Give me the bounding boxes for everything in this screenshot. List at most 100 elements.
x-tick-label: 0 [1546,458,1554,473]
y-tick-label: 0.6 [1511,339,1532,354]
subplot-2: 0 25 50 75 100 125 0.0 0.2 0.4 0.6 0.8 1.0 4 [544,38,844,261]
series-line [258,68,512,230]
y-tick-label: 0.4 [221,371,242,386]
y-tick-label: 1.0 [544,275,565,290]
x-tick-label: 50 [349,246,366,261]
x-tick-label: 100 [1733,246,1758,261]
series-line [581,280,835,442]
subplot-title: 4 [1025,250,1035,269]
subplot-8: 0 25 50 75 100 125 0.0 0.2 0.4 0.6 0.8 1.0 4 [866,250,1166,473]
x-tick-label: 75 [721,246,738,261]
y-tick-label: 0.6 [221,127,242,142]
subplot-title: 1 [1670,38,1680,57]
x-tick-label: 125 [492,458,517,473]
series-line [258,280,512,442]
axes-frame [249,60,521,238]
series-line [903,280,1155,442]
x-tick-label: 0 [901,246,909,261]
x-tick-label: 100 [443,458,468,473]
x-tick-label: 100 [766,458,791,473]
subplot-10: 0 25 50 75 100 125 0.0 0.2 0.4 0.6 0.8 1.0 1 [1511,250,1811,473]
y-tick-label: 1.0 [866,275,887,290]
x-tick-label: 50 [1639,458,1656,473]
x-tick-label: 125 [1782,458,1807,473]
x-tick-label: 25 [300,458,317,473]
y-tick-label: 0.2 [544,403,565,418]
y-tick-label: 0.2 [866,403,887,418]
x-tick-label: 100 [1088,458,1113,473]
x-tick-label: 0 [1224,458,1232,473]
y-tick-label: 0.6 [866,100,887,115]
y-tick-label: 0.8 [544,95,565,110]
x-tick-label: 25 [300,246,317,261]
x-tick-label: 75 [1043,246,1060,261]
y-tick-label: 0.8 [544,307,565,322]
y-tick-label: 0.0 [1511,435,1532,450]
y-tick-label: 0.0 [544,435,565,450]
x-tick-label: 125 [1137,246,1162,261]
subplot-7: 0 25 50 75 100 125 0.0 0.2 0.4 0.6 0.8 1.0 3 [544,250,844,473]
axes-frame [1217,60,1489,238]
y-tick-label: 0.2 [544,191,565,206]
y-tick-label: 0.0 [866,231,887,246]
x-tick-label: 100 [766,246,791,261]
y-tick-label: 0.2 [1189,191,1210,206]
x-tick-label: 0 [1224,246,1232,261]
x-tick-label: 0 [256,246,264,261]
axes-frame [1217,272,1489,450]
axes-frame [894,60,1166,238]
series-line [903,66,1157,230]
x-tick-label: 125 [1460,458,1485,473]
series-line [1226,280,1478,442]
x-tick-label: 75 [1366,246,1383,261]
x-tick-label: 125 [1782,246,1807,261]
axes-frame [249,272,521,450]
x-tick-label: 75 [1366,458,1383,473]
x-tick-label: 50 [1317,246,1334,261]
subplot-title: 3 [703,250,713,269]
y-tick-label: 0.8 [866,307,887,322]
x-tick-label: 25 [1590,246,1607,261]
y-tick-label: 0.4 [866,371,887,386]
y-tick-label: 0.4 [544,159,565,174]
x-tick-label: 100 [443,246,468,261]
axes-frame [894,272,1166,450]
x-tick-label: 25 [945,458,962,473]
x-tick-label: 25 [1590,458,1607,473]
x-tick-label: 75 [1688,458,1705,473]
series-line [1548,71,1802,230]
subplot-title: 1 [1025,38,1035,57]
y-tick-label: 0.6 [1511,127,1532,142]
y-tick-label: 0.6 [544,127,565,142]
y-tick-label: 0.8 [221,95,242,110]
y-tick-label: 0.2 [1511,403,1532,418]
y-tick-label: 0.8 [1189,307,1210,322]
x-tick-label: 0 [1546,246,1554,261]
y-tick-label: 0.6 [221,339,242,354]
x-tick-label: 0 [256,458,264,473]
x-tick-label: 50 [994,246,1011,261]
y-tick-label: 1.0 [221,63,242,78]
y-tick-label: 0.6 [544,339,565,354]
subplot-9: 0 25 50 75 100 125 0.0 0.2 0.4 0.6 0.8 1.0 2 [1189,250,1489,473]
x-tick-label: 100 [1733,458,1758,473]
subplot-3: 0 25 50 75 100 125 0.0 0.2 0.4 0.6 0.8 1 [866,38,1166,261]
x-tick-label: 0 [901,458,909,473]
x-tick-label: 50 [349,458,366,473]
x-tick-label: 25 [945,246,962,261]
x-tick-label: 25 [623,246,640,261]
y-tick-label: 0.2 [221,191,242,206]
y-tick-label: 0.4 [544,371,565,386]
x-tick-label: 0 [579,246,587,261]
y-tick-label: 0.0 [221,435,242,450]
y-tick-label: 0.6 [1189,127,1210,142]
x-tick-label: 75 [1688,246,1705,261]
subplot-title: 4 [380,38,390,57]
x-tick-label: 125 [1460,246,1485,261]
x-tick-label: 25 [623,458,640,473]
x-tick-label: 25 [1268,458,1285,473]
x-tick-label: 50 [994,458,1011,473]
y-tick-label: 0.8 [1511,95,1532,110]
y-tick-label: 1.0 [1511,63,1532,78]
⁂
▶ Stated goal: Could you copy the listing above word for word, from its first line up to and including the line with "series-line [581,280,835,442]"?

▶ Result of the task:
Give me the bounding boxes for everything in this screenshot. List at most 100 elements.
x-tick-label: 0 [1546,458,1554,473]
y-tick-label: 0.6 [1511,339,1532,354]
subplot-2: 0 25 50 75 100 125 0.0 0.2 0.4 0.6 0.8 1.0 4 [544,38,844,261]
series-line [258,68,512,230]
y-tick-label: 0.4 [221,371,242,386]
y-tick-label: 1.0 [544,275,565,290]
x-tick-label: 50 [349,246,366,261]
x-tick-label: 100 [1733,246,1758,261]
series-line [581,280,835,442]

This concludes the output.